### Material for this task

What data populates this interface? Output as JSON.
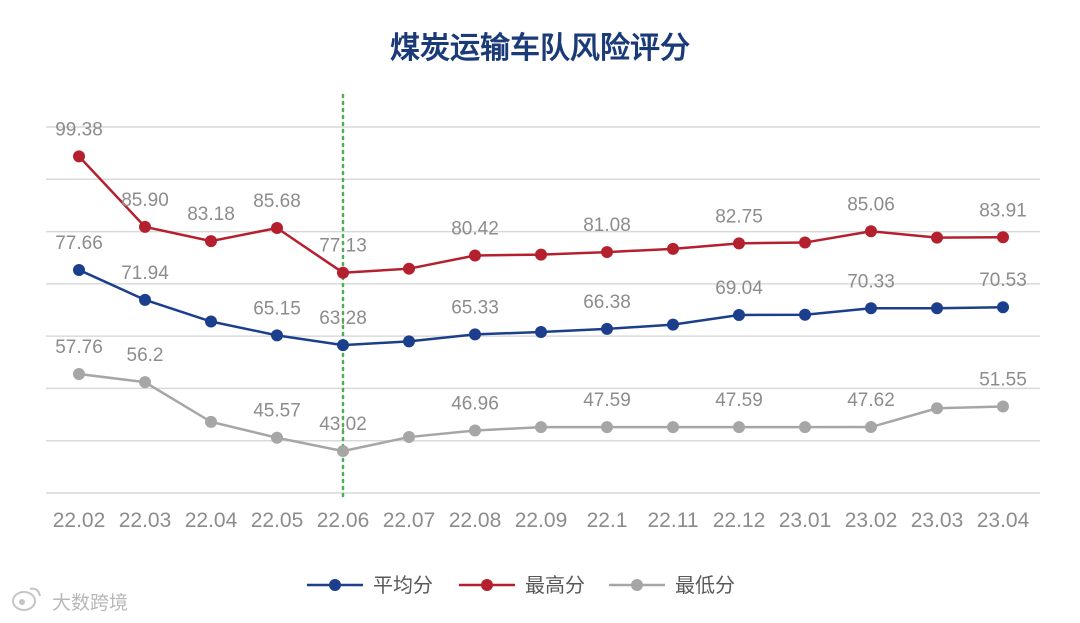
{
  "chart_data": {
    "type": "line",
    "title": "煤炭运输车队风险评分",
    "xlabel": "",
    "ylabel": "",
    "ylim": [
      35,
      105
    ],
    "grid": true,
    "legend_position": "bottom",
    "categories": [
      "22.02",
      "22.03",
      "22.04",
      "22.05",
      "22.06",
      "22.07",
      "22.08",
      "22.09",
      "22.1",
      "22.11",
      "22.12",
      "23.01",
      "23.02",
      "23.03",
      "23.04"
    ],
    "highlight_category": "22.06",
    "series": [
      {
        "name": "平均分",
        "color": "#1b3f8c",
        "values": [
          77.66,
          71.94,
          67.8,
          65.15,
          63.28,
          64.0,
          65.33,
          65.8,
          66.38,
          67.2,
          69.04,
          69.1,
          70.33,
          70.33,
          70.53
        ],
        "labels": [
          "77.66",
          "71.94",
          "",
          "65.15",
          "63.28",
          "",
          "65.33",
          "",
          "66.38",
          "",
          "69.04",
          "",
          "70.33",
          "",
          "70.53"
        ]
      },
      {
        "name": "最高分",
        "color": "#b5202e",
        "values": [
          99.38,
          85.9,
          83.18,
          85.68,
          77.13,
          77.9,
          80.42,
          80.6,
          81.08,
          81.7,
          82.75,
          82.9,
          85.06,
          83.85,
          83.91
        ],
        "labels": [
          "99.38",
          "85.90",
          "83.18",
          "85.68",
          "77.13",
          "",
          "80.42",
          "",
          "81.08",
          "",
          "82.75",
          "",
          "85.06",
          "",
          "83.91"
        ]
      },
      {
        "name": "最低分",
        "color": "#a6a6a6",
        "values": [
          57.76,
          56.2,
          48.6,
          45.57,
          43.02,
          45.7,
          46.96,
          47.59,
          47.59,
          47.59,
          47.59,
          47.59,
          47.62,
          51.2,
          51.55
        ],
        "labels": [
          "57.76",
          "56.2",
          "",
          "45.57",
          "43.02",
          "",
          "46.96",
          "",
          "47.59",
          "",
          "47.59",
          "",
          "47.62",
          "",
          "51.55"
        ]
      }
    ]
  },
  "colors": {
    "title": "#1b3a78",
    "grid": "#d9d9d9",
    "highlight_line": "#4caf50"
  },
  "watermark": {
    "icon": "weibo-logo-icon",
    "text": "大数跨境"
  }
}
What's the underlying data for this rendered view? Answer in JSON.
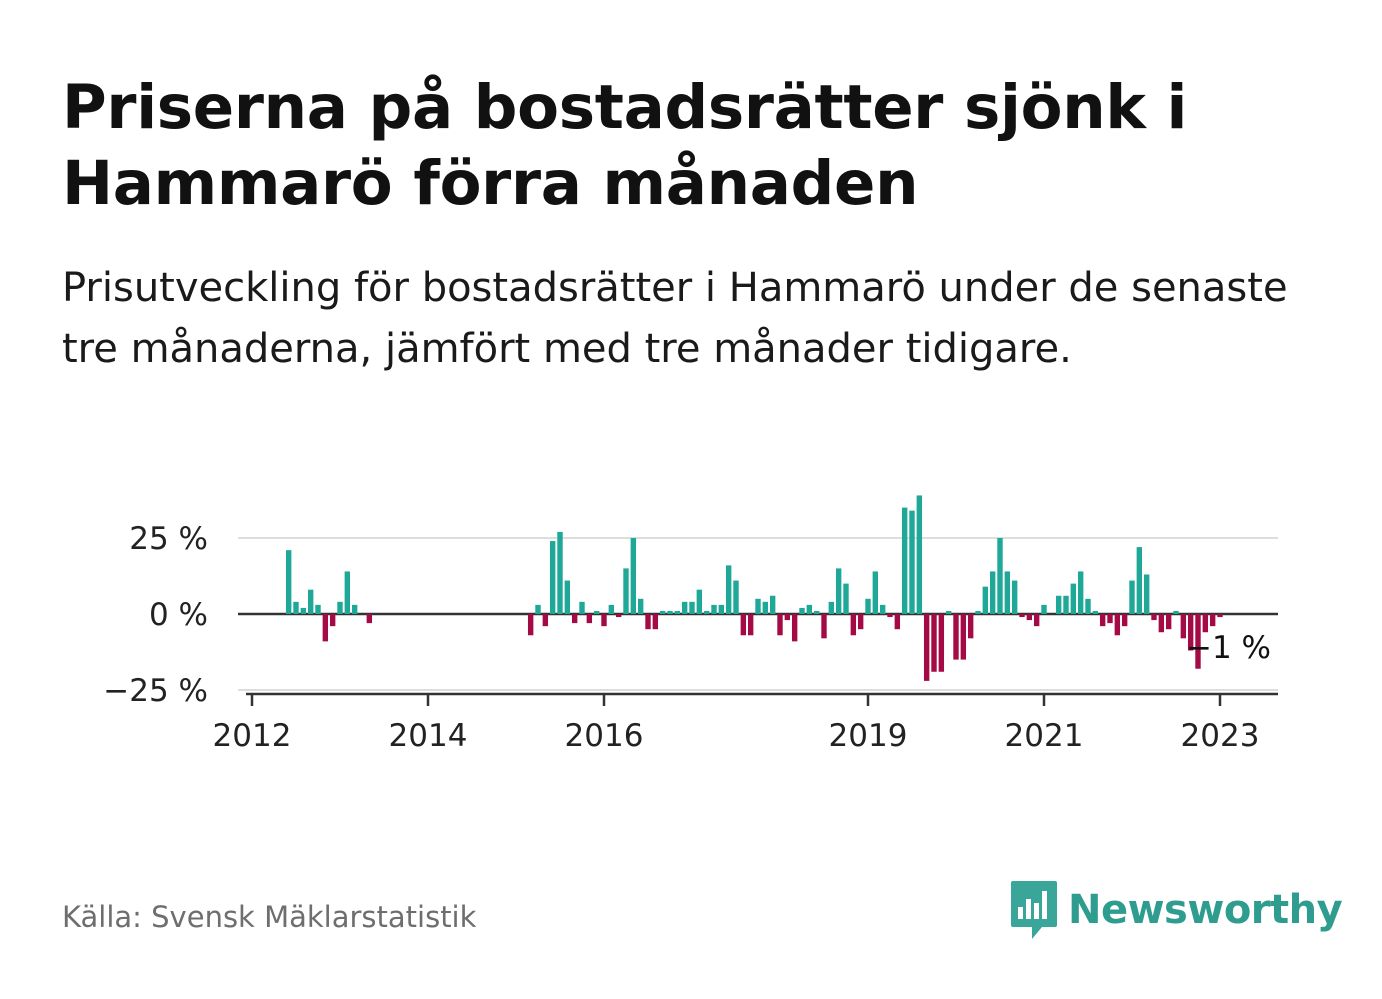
{
  "title": "Priserna på bostadsrätter sjönk i Hammarö förra månaden",
  "subtitle": "Prisutveckling för bostadsrätter i Hammarö under de senaste tre månaderna, jämfört med tre månader tidigare.",
  "source": "Källa: Svensk Mäklarstatistik",
  "brand": "Newsworthy",
  "colors": {
    "positive": "#1fa898",
    "negative": "#a40a45",
    "brand": "#2e9c8f",
    "grid": "#dddddd",
    "zero_line": "#333333"
  },
  "chart_data": {
    "type": "bar",
    "unit": "%",
    "ylim": [
      -25,
      40
    ],
    "y_ticks": [
      {
        "value": 25,
        "label": "25 %"
      },
      {
        "value": 0,
        "label": "0 %"
      },
      {
        "value": -25,
        "label": "−25 %"
      }
    ],
    "x_ticks": [
      {
        "value": 2012,
        "label": "2012"
      },
      {
        "value": 2014,
        "label": "2014"
      },
      {
        "value": 2016,
        "label": "2016"
      },
      {
        "value": 2019,
        "label": "2019"
      },
      {
        "value": 2021,
        "label": "2021"
      },
      {
        "value": 2023,
        "label": "2023"
      }
    ],
    "grid": true,
    "end_label": "−1 %",
    "x": [
      "2012-06",
      "2012-07",
      "2012-08",
      "2012-09",
      "2012-10",
      "2012-11",
      "2012-12",
      "2013-01",
      "2013-02",
      "2013-03",
      "2013-04",
      "2013-05",
      "2015-03",
      "2015-04",
      "2015-05",
      "2015-06",
      "2015-07",
      "2015-08",
      "2015-09",
      "2015-10",
      "2015-11",
      "2015-12",
      "2016-01",
      "2016-02",
      "2016-03",
      "2016-04",
      "2016-05",
      "2016-06",
      "2016-07",
      "2016-08",
      "2016-09",
      "2016-10",
      "2016-11",
      "2016-12",
      "2017-01",
      "2017-02",
      "2017-03",
      "2017-04",
      "2017-05",
      "2017-06",
      "2017-07",
      "2017-08",
      "2017-09",
      "2017-10",
      "2017-11",
      "2017-12",
      "2018-01",
      "2018-02",
      "2018-03",
      "2018-04",
      "2018-05",
      "2018-06",
      "2018-07",
      "2018-08",
      "2018-09",
      "2018-10",
      "2018-11",
      "2018-12",
      "2019-01",
      "2019-02",
      "2019-03",
      "2019-04",
      "2019-05",
      "2019-06",
      "2019-07",
      "2019-08",
      "2019-09",
      "2019-10",
      "2019-11",
      "2019-12",
      "2020-01",
      "2020-02",
      "2020-03",
      "2020-04",
      "2020-05",
      "2020-06",
      "2020-07",
      "2020-08",
      "2020-09",
      "2020-10",
      "2020-11",
      "2020-12",
      "2021-01",
      "2021-02",
      "2021-03",
      "2021-04",
      "2021-05",
      "2021-06",
      "2021-07",
      "2021-08",
      "2021-09",
      "2021-10",
      "2021-11",
      "2021-12",
      "2022-01",
      "2022-02",
      "2022-03",
      "2022-04",
      "2022-05",
      "2022-06",
      "2022-07",
      "2022-08",
      "2022-09",
      "2022-10",
      "2022-11",
      "2022-12",
      "2023-01"
    ],
    "values": [
      21,
      4,
      2,
      8,
      3,
      -9,
      -4,
      4,
      14,
      3,
      0,
      -3,
      -7,
      3,
      -4,
      24,
      27,
      11,
      -3,
      4,
      -3,
      1,
      -4,
      3,
      -1,
      15,
      25,
      5,
      -5,
      -5,
      1,
      1,
      1,
      4,
      4,
      8,
      1,
      3,
      3,
      16,
      11,
      -7,
      -7,
      5,
      4,
      6,
      -7,
      -2,
      -9,
      2,
      3,
      1,
      -8,
      4,
      15,
      10,
      -7,
      -5,
      5,
      14,
      3,
      -1,
      -5,
      35,
      34,
      39,
      -22,
      -19,
      -19,
      1,
      -15,
      -15,
      -8,
      1,
      9,
      14,
      25,
      14,
      11,
      -1,
      -2,
      -4,
      3,
      0,
      6,
      6,
      10,
      14,
      5,
      1,
      -4,
      -3,
      -7,
      -4,
      11,
      22,
      13,
      -2,
      -6,
      -5,
      1,
      -8,
      -12,
      -18,
      -6,
      -4,
      -1
    ]
  }
}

######

**The task**
Quote all the records verbatim, dropping any pictures from your copy.

**Exercise result**
What data populates this interface? Output as JSON.
{
  "chart_data": {
    "type": "line",
    "title": "煤炭运输车队风险评分",
    "xlabel": "",
    "ylabel": "",
    "ylim": [
      35,
      105
    ],
    "grid": true,
    "legend_position": "bottom",
    "categories": [
      "22.02",
      "22.03",
      "22.04",
      "22.05",
      "22.06",
      "22.07",
      "22.08",
      "22.09",
      "22.1",
      "22.11",
      "22.12",
      "23.01",
      "23.02",
      "23.03",
      "23.04"
    ],
    "highlight_category": "22.06",
    "series": [
      {
        "name": "平均分",
        "color": "#1b3f8c",
        "values": [
          77.66,
          71.94,
          67.8,
          65.15,
          63.28,
          64.0,
          65.33,
          65.8,
          66.38,
          67.2,
          69.04,
          69.1,
          70.33,
          70.33,
          70.53
        ],
        "labels": [
          "77.66",
          "71.94",
          "",
          "65.15",
          "63.28",
          "",
          "65.33",
          "",
          "66.38",
          "",
          "69.04",
          "",
          "70.33",
          "",
          "70.53"
        ]
      },
      {
        "name": "最高分",
        "color": "#b5202e",
        "values": [
          99.38,
          85.9,
          83.18,
          85.68,
          77.13,
          77.9,
          80.42,
          80.6,
          81.08,
          81.7,
          82.75,
          82.9,
          85.06,
          83.85,
          83.91
        ],
        "labels": [
          "99.38",
          "85.90",
          "83.18",
          "85.68",
          "77.13",
          "",
          "80.42",
          "",
          "81.08",
          "",
          "82.75",
          "",
          "85.06",
          "",
          "83.91"
        ]
      },
      {
        "name": "最低分",
        "color": "#a6a6a6",
        "values": [
          57.76,
          56.2,
          48.6,
          45.57,
          43.02,
          45.7,
          46.96,
          47.59,
          47.59,
          47.59,
          47.59,
          47.59,
          47.62,
          51.2,
          51.55
        ],
        "labels": [
          "57.76",
          "56.2",
          "",
          "45.57",
          "43.02",
          "",
          "46.96",
          "",
          "47.59",
          "",
          "47.59",
          "",
          "47.62",
          "",
          "51.55"
        ]
      }
    ]
  },
  "colors": {
    "title": "#1b3a78",
    "grid": "#d9d9d9",
    "highlight_line": "#4caf50"
  },
  "watermark": {
    "icon": "weibo-logo-icon",
    "text": "大数跨境"
  }
}
What's the underlying data for this rendered view? Answer in JSON.
{
  "title": "Priserna på bostadsrätter sjönk i Hammarö förra månaden",
  "subtitle": "Prisutveckling för bostadsrätter i Hammarö under de senaste tre månaderna, jämfört med tre månader tidigare.",
  "source": "Källa: Svensk Mäklarstatistik",
  "brand": "Newsworthy",
  "colors": {
    "positive": "#1fa898",
    "negative": "#a40a45",
    "brand": "#2e9c8f",
    "grid": "#dddddd",
    "zero_line": "#333333"
  },
  "chart_data": {
    "type": "bar",
    "unit": "%",
    "ylim": [
      -25,
      40
    ],
    "y_ticks": [
      {
        "value": 25,
        "label": "25 %"
      },
      {
        "value": 0,
        "label": "0 %"
      },
      {
        "value": -25,
        "label": "−25 %"
      }
    ],
    "x_ticks": [
      {
        "value": 2012,
        "label": "2012"
      },
      {
        "value": 2014,
        "label": "2014"
      },
      {
        "value": 2016,
        "label": "2016"
      },
      {
        "value": 2019,
        "label": "2019"
      },
      {
        "value": 2021,
        "label": "2021"
      },
      {
        "value": 2023,
        "label": "2023"
      }
    ],
    "grid": true,
    "end_label": "−1 %",
    "x": [
      "2012-06",
      "2012-07",
      "2012-08",
      "2012-09",
      "2012-10",
      "2012-11",
      "2012-12",
      "2013-01",
      "2013-02",
      "2013-03",
      "2013-04",
      "2013-05",
      "2015-03",
      "2015-04",
      "2015-05",
      "2015-06",
      "2015-07",
      "2015-08",
      "2015-09",
      "2015-10",
      "2015-11",
      "2015-12",
      "2016-01",
      "2016-02",
      "2016-03",
      "2016-04",
      "2016-05",
      "2016-06",
      "2016-07",
      "2016-08",
      "2016-09",
      "2016-10",
      "2016-11",
      "2016-12",
      "2017-01",
      "2017-02",
      "2017-03",
      "2017-04",
      "2017-05",
      "2017-06",
      "2017-07",
      "2017-08",
      "2017-09",
      "2017-10",
      "2017-11",
      "2017-12",
      "2018-01",
      "2018-02",
      "2018-03",
      "2018-04",
      "2018-05",
      "2018-06",
      "2018-07",
      "2018-08",
      "2018-09",
      "2018-10",
      "2018-11",
      "2018-12",
      "2019-01",
      "2019-02",
      "2019-03",
      "2019-04",
      "2019-05",
      "2019-06",
      "2019-07",
      "2019-08",
      "2019-09",
      "2019-10",
      "2019-11",
      "2019-12",
      "2020-01",
      "2020-02",
      "2020-03",
      "2020-04",
      "2020-05",
      "2020-06",
      "2020-07",
      "2020-08",
      "2020-09",
      "2020-10",
      "2020-11",
      "2020-12",
      "2021-01",
      "2021-02",
      "2021-03",
      "2021-04",
      "2021-05",
      "2021-06",
      "2021-07",
      "2021-08",
      "2021-09",
      "2021-10",
      "2021-11",
      "2021-12",
      "2022-01",
      "2022-02",
      "2022-03",
      "2022-04",
      "2022-05",
      "2022-06",
      "2022-07",
      "2022-08",
      "2022-09",
      "2022-10",
      "2022-11",
      "2022-12",
      "2023-01"
    ],
    "values": [
      21,
      4,
      2,
      8,
      3,
      -9,
      -4,
      4,
      14,
      3,
      0,
      -3,
      -7,
      3,
      -4,
      24,
      27,
      11,
      -3,
      4,
      -3,
      1,
      -4,
      3,
      -1,
      15,
      25,
      5,
      -5,
      -5,
      1,
      1,
      1,
      4,
      4,
      8,
      1,
      3,
      3,
      16,
      11,
      -7,
      -7,
      5,
      4,
      6,
      -7,
      -2,
      -9,
      2,
      3,
      1,
      -8,
      4,
      15,
      10,
      -7,
      -5,
      5,
      14,
      3,
      -1,
      -5,
      35,
      34,
      39,
      -22,
      -19,
      -19,
      1,
      -15,
      -15,
      -8,
      1,
      9,
      14,
      25,
      14,
      11,
      -1,
      -2,
      -4,
      3,
      0,
      6,
      6,
      10,
      14,
      5,
      1,
      -4,
      -3,
      -7,
      -4,
      11,
      22,
      13,
      -2,
      -6,
      -5,
      1,
      -8,
      -12,
      -18,
      -6,
      -4,
      -1
    ]
  }
}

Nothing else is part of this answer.